• _Provided entries_

■ ■ ■ ■ ■

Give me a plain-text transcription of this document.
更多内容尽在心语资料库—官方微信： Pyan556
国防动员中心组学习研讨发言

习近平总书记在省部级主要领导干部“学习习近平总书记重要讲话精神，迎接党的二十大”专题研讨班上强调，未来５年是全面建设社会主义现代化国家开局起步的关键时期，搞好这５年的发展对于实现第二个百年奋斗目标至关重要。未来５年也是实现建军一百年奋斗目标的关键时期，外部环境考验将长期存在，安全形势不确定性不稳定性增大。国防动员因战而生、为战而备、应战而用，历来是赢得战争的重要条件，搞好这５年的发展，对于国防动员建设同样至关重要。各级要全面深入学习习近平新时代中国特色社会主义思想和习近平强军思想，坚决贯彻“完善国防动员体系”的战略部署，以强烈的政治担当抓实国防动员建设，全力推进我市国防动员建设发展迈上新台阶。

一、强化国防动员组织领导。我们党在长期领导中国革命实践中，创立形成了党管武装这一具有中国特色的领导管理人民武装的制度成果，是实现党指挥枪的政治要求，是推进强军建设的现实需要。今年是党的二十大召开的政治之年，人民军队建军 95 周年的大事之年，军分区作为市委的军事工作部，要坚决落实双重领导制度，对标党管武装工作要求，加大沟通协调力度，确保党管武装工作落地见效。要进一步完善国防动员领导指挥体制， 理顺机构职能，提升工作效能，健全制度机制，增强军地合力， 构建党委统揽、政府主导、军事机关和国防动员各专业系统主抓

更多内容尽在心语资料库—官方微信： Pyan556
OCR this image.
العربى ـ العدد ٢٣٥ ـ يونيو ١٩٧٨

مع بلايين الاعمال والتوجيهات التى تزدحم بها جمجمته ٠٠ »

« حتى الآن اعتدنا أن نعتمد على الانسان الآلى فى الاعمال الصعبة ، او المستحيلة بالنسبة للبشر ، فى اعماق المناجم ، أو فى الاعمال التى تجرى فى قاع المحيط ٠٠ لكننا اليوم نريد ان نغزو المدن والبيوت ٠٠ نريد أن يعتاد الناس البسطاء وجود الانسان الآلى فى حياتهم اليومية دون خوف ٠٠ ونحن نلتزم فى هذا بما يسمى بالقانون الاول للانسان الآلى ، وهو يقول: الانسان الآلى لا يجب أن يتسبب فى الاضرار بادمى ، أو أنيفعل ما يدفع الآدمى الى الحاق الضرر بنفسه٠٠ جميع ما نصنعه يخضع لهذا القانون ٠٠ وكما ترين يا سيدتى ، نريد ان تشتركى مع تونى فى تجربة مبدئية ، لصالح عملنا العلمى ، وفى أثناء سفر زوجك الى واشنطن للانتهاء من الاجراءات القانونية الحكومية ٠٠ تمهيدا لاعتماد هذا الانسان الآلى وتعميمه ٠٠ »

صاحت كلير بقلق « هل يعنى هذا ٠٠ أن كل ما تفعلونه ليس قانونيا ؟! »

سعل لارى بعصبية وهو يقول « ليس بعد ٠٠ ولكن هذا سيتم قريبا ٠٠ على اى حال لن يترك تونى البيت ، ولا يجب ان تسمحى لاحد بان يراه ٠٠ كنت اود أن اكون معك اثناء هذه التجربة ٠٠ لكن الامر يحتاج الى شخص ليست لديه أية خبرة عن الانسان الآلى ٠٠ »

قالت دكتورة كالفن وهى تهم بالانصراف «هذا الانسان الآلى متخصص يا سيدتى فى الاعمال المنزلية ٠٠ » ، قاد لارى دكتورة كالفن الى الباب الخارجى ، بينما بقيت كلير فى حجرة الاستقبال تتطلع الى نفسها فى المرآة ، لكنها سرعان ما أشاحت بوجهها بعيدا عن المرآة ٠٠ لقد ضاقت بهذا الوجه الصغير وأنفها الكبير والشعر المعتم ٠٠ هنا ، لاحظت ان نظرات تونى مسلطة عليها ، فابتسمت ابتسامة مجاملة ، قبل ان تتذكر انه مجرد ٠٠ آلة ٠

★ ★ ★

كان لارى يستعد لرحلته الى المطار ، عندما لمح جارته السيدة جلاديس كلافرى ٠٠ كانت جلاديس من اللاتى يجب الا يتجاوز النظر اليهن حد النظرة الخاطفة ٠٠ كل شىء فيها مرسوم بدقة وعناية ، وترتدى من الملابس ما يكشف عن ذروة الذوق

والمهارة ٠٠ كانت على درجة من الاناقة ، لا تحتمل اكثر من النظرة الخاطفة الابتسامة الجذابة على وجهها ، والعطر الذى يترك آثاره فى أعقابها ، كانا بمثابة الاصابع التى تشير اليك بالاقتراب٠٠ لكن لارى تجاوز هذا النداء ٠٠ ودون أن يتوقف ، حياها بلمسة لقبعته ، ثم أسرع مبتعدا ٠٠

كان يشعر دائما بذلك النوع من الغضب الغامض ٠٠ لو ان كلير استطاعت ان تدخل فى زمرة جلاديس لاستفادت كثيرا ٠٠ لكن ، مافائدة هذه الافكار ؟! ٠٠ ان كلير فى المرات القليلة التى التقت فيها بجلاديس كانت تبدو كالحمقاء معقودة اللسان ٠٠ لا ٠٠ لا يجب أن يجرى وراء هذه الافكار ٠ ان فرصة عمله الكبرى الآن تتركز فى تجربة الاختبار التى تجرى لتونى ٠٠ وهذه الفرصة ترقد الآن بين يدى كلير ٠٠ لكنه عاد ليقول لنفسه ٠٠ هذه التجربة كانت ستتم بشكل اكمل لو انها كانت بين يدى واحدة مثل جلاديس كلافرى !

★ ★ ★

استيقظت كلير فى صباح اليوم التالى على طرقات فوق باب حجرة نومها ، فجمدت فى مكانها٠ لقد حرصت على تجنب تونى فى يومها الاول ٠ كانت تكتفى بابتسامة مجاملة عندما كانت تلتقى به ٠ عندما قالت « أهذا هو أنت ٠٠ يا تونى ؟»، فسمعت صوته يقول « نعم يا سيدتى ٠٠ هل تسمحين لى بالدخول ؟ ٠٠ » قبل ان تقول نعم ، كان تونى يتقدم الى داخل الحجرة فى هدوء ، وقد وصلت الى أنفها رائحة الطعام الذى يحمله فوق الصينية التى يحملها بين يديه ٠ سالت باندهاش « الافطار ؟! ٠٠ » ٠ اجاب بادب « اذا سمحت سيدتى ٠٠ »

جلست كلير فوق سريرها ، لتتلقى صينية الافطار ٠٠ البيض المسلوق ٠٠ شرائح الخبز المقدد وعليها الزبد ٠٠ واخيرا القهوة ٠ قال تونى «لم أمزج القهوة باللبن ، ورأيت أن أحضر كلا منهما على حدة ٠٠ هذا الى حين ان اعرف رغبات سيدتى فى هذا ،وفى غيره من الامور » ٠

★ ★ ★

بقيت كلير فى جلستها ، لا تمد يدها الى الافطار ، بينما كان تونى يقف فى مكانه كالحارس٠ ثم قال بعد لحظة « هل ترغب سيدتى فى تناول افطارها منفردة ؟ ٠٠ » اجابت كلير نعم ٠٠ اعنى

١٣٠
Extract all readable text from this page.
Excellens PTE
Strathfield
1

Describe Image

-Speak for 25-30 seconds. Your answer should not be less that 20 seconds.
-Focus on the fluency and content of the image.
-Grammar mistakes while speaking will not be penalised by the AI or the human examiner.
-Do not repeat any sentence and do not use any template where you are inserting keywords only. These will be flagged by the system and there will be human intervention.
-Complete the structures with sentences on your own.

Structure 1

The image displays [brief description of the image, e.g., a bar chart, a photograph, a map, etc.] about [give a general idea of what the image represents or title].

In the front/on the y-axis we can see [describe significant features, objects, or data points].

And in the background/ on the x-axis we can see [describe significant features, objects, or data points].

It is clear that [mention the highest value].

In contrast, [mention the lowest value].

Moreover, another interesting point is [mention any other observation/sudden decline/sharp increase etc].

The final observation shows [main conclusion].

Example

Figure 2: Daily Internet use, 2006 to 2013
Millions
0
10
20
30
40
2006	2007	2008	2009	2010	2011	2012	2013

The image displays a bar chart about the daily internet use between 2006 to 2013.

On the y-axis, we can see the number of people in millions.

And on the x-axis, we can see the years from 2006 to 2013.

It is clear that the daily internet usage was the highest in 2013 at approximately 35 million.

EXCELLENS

■ ■ ■ ■ ■

• _What the task requires_
Go through the material above and copy each line that has the word "axis".

• _Correct answer_
In the front/on the y-axis we can see [describe significant features, objects, or data points].
And in the background/ on the x-axis we can see [describe significant features, objects, or data points].
On the y-axis, we can see the number of people in millions.
And on the x-axis, we can see the years from 2006 to 2013.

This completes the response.